Start of Block

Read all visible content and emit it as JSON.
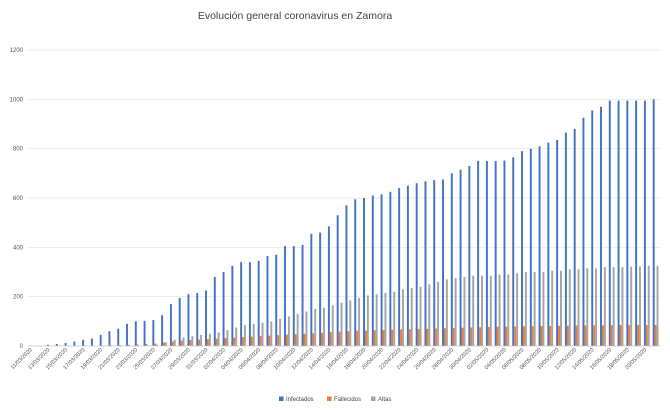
{
  "chart_data": {
    "type": "bar",
    "title": "Evolución general coronavirus en Zamora",
    "xlabel": "",
    "ylabel": "",
    "ylim": [
      0,
      1200
    ],
    "yticks": [
      0,
      200,
      400,
      600,
      800,
      1000,
      1200
    ],
    "grid": true,
    "legend_position": "bottom",
    "categories": [
      "11/03/2020",
      "12/03/2020",
      "13/03/2020",
      "14/03/2020",
      "15/03/2020",
      "16/03/2020",
      "17/03/2020",
      "18/03/2020",
      "19/03/2020",
      "20/03/2020",
      "21/03/2020",
      "22/03/2020",
      "23/03/2020",
      "24/03/2020",
      "25/03/2020",
      "26/03/2020",
      "27/03/2020",
      "28/03/2020",
      "29/03/2020",
      "30/03/2020",
      "31/03/2020",
      "01/04/2020",
      "02/04/2020",
      "03/04/2020",
      "04/04/2020",
      "05/04/2020",
      "06/04/2020",
      "07/04/2020",
      "08/04/2020",
      "09/04/2020",
      "10/04/2020",
      "11/04/2020",
      "12/04/2020",
      "13/04/2020",
      "14/04/2020",
      "15/04/2020",
      "16/04/2020",
      "17/04/2020",
      "18/04/2020",
      "19/04/2020",
      "20/04/2020",
      "21/04/2020",
      "22/04/2020",
      "23/04/2020",
      "24/04/2020",
      "25/04/2020",
      "26/04/2020",
      "27/04/2020",
      "28/04/2020",
      "29/04/2020",
      "30/04/2020",
      "01/05/2020",
      "02/05/2020",
      "03/05/2020",
      "04/05/2020",
      "05/05/2020",
      "06/05/2020",
      "07/05/2020",
      "08/05/2020",
      "09/05/2020",
      "10/05/2020",
      "11/05/2020",
      "12/05/2020",
      "13/05/2020",
      "14/05/2020",
      "15/05/2020",
      "16/05/2020",
      "17/05/2020",
      "18/05/2020",
      "19/05/2020",
      "20/05/2020",
      "21/05/2020"
    ],
    "tick_labels_shown": [
      "11/03/2020",
      "13/03/2020",
      "15/03/2020",
      "17/03/2020",
      "19/03/2020",
      "21/03/2020",
      "23/03/2020",
      "25/03/2020",
      "27/03/2020",
      "29/03/2020",
      "31/03/2020",
      "02/04/2020",
      "04/04/2020",
      "06/04/2020",
      "08/04/2020",
      "10/04/2020",
      "12/04/2020",
      "14/04/2020",
      "16/04/2020",
      "18/04/2020",
      "20/04/2020",
      "22/04/2020",
      "24/04/2020",
      "26/04/2020",
      "28/04/2020",
      "30/04/2020",
      "02/05/2020",
      "04/05/2020",
      "06/05/2020",
      "08/05/2020",
      "10/05/2020",
      "12/05/2020",
      "14/05/2020",
      "16/05/2020",
      "18/05/2020",
      "20/05/2020"
    ],
    "series": [
      {
        "name": "Infectados",
        "color": "#4472C4",
        "values": [
          1,
          2,
          5,
          8,
          12,
          18,
          25,
          30,
          45,
          60,
          70,
          90,
          100,
          102,
          105,
          125,
          170,
          195,
          210,
          215,
          225,
          280,
          300,
          325,
          340,
          340,
          345,
          365,
          370,
          405,
          405,
          410,
          455,
          460,
          485,
          530,
          570,
          595,
          600,
          610,
          615,
          625,
          640,
          650,
          660,
          668,
          672,
          675,
          700,
          715,
          730,
          750,
          750,
          750,
          752,
          765,
          790,
          800,
          810,
          825,
          835,
          865,
          880,
          925,
          955,
          970,
          995,
          995,
          995,
          995,
          995,
          1000
        ]
      },
      {
        "name": "Fallecidos",
        "color": "#ED7D31",
        "values": [
          0,
          0,
          0,
          0,
          0,
          0,
          1,
          1,
          2,
          3,
          4,
          5,
          6,
          8,
          10,
          14,
          18,
          22,
          24,
          26,
          28,
          30,
          32,
          34,
          36,
          38,
          40,
          42,
          44,
          46,
          48,
          50,
          52,
          54,
          56,
          58,
          60,
          62,
          63,
          64,
          65,
          66,
          67,
          68,
          69,
          70,
          71,
          72,
          73,
          74,
          75,
          76,
          77,
          78,
          78,
          79,
          80,
          80,
          81,
          81,
          82,
          82,
          83,
          83,
          84,
          84,
          84,
          85,
          85,
          85,
          85,
          85
        ]
      },
      {
        "name": "Altas",
        "color": "#A5A5A5",
        "values": [
          0,
          0,
          0,
          0,
          0,
          0,
          0,
          0,
          0,
          0,
          0,
          0,
          0,
          0,
          5,
          15,
          25,
          35,
          40,
          45,
          50,
          55,
          65,
          75,
          85,
          90,
          95,
          100,
          110,
          120,
          130,
          140,
          150,
          155,
          165,
          175,
          185,
          195,
          205,
          210,
          215,
          220,
          230,
          235,
          240,
          250,
          260,
          270,
          275,
          280,
          285,
          285,
          285,
          290,
          290,
          295,
          300,
          300,
          300,
          305,
          305,
          310,
          310,
          315,
          315,
          320,
          320,
          320,
          322,
          322,
          325,
          325
        ]
      }
    ]
  }
}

End of Block

### [TO DO]
Return every line above word for word, minus images.

### [OUTPUT OF THE EXERCISE]
Read all visible content and emit it as JSON.
{
  "chart_data": {
    "type": "bar",
    "title": "Evolución general coronavirus en Zamora",
    "xlabel": "",
    "ylabel": "",
    "ylim": [
      0,
      1200
    ],
    "yticks": [
      0,
      200,
      400,
      600,
      800,
      1000,
      1200
    ],
    "grid": true,
    "legend_position": "bottom",
    "categories": [
      "11/03/2020",
      "12/03/2020",
      "13/03/2020",
      "14/03/2020",
      "15/03/2020",
      "16/03/2020",
      "17/03/2020",
      "18/03/2020",
      "19/03/2020",
      "20/03/2020",
      "21/03/2020",
      "22/03/2020",
      "23/03/2020",
      "24/03/2020",
      "25/03/2020",
      "26/03/2020",
      "27/03/2020",
      "28/03/2020",
      "29/03/2020",
      "30/03/2020",
      "31/03/2020",
      "01/04/2020",
      "02/04/2020",
      "03/04/2020",
      "04/04/2020",
      "05/04/2020",
      "06/04/2020",
      "07/04/2020",
      "08/04/2020",
      "09/04/2020",
      "10/04/2020",
      "11/04/2020",
      "12/04/2020",
      "13/04/2020",
      "14/04/2020",
      "15/04/2020",
      "16/04/2020",
      "17/04/2020",
      "18/04/2020",
      "19/04/2020",
      "20/04/2020",
      "21/04/2020",
      "22/04/2020",
      "23/04/2020",
      "24/04/2020",
      "25/04/2020",
      "26/04/2020",
      "27/04/2020",
      "28/04/2020",
      "29/04/2020",
      "30/04/2020",
      "01/05/2020",
      "02/05/2020",
      "03/05/2020",
      "04/05/2020",
      "05/05/2020",
      "06/05/2020",
      "07/05/2020",
      "08/05/2020",
      "09/05/2020",
      "10/05/2020",
      "11/05/2020",
      "12/05/2020",
      "13/05/2020",
      "14/05/2020",
      "15/05/2020",
      "16/05/2020",
      "17/05/2020",
      "18/05/2020",
      "19/05/2020",
      "20/05/2020",
      "21/05/2020"
    ],
    "tick_labels_shown": [
      "11/03/2020",
      "13/03/2020",
      "15/03/2020",
      "17/03/2020",
      "19/03/2020",
      "21/03/2020",
      "23/03/2020",
      "25/03/2020",
      "27/03/2020",
      "29/03/2020",
      "31/03/2020",
      "02/04/2020",
      "04/04/2020",
      "06/04/2020",
      "08/04/2020",
      "10/04/2020",
      "12/04/2020",
      "14/04/2020",
      "16/04/2020",
      "18/04/2020",
      "20/04/2020",
      "22/04/2020",
      "24/04/2020",
      "26/04/2020",
      "28/04/2020",
      "30/04/2020",
      "02/05/2020",
      "04/05/2020",
      "06/05/2020",
      "08/05/2020",
      "10/05/2020",
      "12/05/2020",
      "14/05/2020",
      "16/05/2020",
      "18/05/2020",
      "20/05/2020"
    ],
    "series": [
      {
        "name": "Infectados",
        "color": "#4472C4",
        "values": [
          1,
          2,
          5,
          8,
          12,
          18,
          25,
          30,
          45,
          60,
          70,
          90,
          100,
          102,
          105,
          125,
          170,
          195,
          210,
          215,
          225,
          280,
          300,
          325,
          340,
          340,
          345,
          365,
          370,
          405,
          405,
          410,
          455,
          460,
          485,
          530,
          570,
          595,
          600,
          610,
          615,
          625,
          640,
          650,
          660,
          668,
          672,
          675,
          700,
          715,
          730,
          750,
          750,
          750,
          752,
          765,
          790,
          800,
          810,
          825,
          835,
          865,
          880,
          925,
          955,
          970,
          995,
          995,
          995,
          995,
          995,
          1000
        ]
      },
      {
        "name": "Fallecidos",
        "color": "#ED7D31",
        "values": [
          0,
          0,
          0,
          0,
          0,
          0,
          1,
          1,
          2,
          3,
          4,
          5,
          6,
          8,
          10,
          14,
          18,
          22,
          24,
          26,
          28,
          30,
          32,
          34,
          36,
          38,
          40,
          42,
          44,
          46,
          48,
          50,
          52,
          54,
          56,
          58,
          60,
          62,
          63,
          64,
          65,
          66,
          67,
          68,
          69,
          70,
          71,
          72,
          73,
          74,
          75,
          76,
          77,
          78,
          78,
          79,
          80,
          80,
          81,
          81,
          82,
          82,
          83,
          83,
          84,
          84,
          84,
          85,
          85,
          85,
          85,
          85
        ]
      },
      {
        "name": "Altas",
        "color": "#A5A5A5",
        "values": [
          0,
          0,
          0,
          0,
          0,
          0,
          0,
          0,
          0,
          0,
          0,
          0,
          0,
          0,
          5,
          15,
          25,
          35,
          40,
          45,
          50,
          55,
          65,
          75,
          85,
          90,
          95,
          100,
          110,
          120,
          130,
          140,
          150,
          155,
          165,
          175,
          185,
          195,
          205,
          210,
          215,
          220,
          230,
          235,
          240,
          250,
          260,
          270,
          275,
          280,
          285,
          285,
          285,
          290,
          290,
          295,
          300,
          300,
          300,
          305,
          305,
          310,
          310,
          315,
          315,
          320,
          320,
          320,
          322,
          322,
          325,
          325
        ]
      }
    ]
  }
}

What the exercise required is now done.